--- Text passage ---

Every now and then, I find I get a few jobs that are stuck in the queue which end up causing things like reports to stop being generated or stop pardot from syncing or just causing general chaos.
Note: this no longer works in Salesforce Orgs that have been upgraded past version 38, and apex must have an API version less than 39.
I usually run a very slight variation of the following code through the developer console if there are more than a dozen jobs still in holding. You can go to the developer console by clicking on your picture in the top right corner of Salesforce and then selecting “Developer Console”.
Then choose the Debug menu, and choose “Open Execute Anonymous Window”

--- Provided records ---

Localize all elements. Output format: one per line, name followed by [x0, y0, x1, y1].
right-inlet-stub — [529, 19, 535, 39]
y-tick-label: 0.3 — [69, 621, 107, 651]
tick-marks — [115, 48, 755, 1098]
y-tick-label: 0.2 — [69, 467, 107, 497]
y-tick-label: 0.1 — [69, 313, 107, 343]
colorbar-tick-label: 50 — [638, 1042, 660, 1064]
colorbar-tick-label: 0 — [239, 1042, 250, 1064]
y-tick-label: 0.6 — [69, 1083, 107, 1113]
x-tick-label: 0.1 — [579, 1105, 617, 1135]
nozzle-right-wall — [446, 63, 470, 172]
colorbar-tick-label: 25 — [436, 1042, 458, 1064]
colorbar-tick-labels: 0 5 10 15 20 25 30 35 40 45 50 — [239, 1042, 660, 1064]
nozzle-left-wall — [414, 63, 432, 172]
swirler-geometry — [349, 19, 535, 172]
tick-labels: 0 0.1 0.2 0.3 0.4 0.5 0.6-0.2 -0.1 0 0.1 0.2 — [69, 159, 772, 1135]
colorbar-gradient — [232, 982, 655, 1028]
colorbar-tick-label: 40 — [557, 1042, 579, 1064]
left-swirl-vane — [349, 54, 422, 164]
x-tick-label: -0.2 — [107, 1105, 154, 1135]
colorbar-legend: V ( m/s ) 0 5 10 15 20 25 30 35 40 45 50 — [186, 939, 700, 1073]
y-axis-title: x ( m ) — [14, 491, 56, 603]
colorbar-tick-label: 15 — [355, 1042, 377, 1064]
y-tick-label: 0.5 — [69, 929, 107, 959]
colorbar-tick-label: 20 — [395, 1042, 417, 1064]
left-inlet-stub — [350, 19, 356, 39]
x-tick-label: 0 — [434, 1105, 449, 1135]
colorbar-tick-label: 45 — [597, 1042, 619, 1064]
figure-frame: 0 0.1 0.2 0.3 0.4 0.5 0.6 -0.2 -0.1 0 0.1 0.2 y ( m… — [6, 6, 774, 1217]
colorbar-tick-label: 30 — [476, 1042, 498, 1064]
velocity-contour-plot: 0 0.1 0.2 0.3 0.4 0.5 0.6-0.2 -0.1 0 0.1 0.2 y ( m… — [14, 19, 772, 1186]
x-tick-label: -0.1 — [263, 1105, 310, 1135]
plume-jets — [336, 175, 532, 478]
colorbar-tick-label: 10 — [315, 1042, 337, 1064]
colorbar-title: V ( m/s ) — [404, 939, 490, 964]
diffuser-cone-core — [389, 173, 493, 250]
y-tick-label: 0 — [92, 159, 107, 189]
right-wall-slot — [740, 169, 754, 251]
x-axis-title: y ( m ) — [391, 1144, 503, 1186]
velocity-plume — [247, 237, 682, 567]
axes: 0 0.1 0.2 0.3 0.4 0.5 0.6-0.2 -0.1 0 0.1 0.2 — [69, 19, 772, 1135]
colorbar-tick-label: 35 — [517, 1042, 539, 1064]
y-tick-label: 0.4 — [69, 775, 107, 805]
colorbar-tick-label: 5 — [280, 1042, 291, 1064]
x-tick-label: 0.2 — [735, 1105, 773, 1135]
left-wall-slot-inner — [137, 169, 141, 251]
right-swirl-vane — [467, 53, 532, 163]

---

#### Your tasks
1. Print the post on stuck Salesforce jobs between "Every now and" and "less than 39.", inclusive.
2. Carry the post on stuck Salesforce jobs forward from its last sentence.
None of the rows are required here.

#### Per-task answers
1.
Every now and then, I find I get a few jobs that are stuck in the queue which end up causing things like reports to stop being generated or stop pardot from syncing or just causing general chaos.
Note: this no longer works in Salesforce Orgs that have been upgraded past version 38, and apex must have an API version less than 39.

2.
for ( AsyncApexJob aJob : [SELECT Id, Status, JobItemsProcessed, TotalJobItems, NumberOfErrors FROM AsyncApexJob Where Status = 'Holding']) { system.abortJob(aJob.Id); }
Note: you should never run this exact apex from the developer console without running the query to see what would be ended. It’s completely possible that you will kill asynchronous apex jobs that need to run.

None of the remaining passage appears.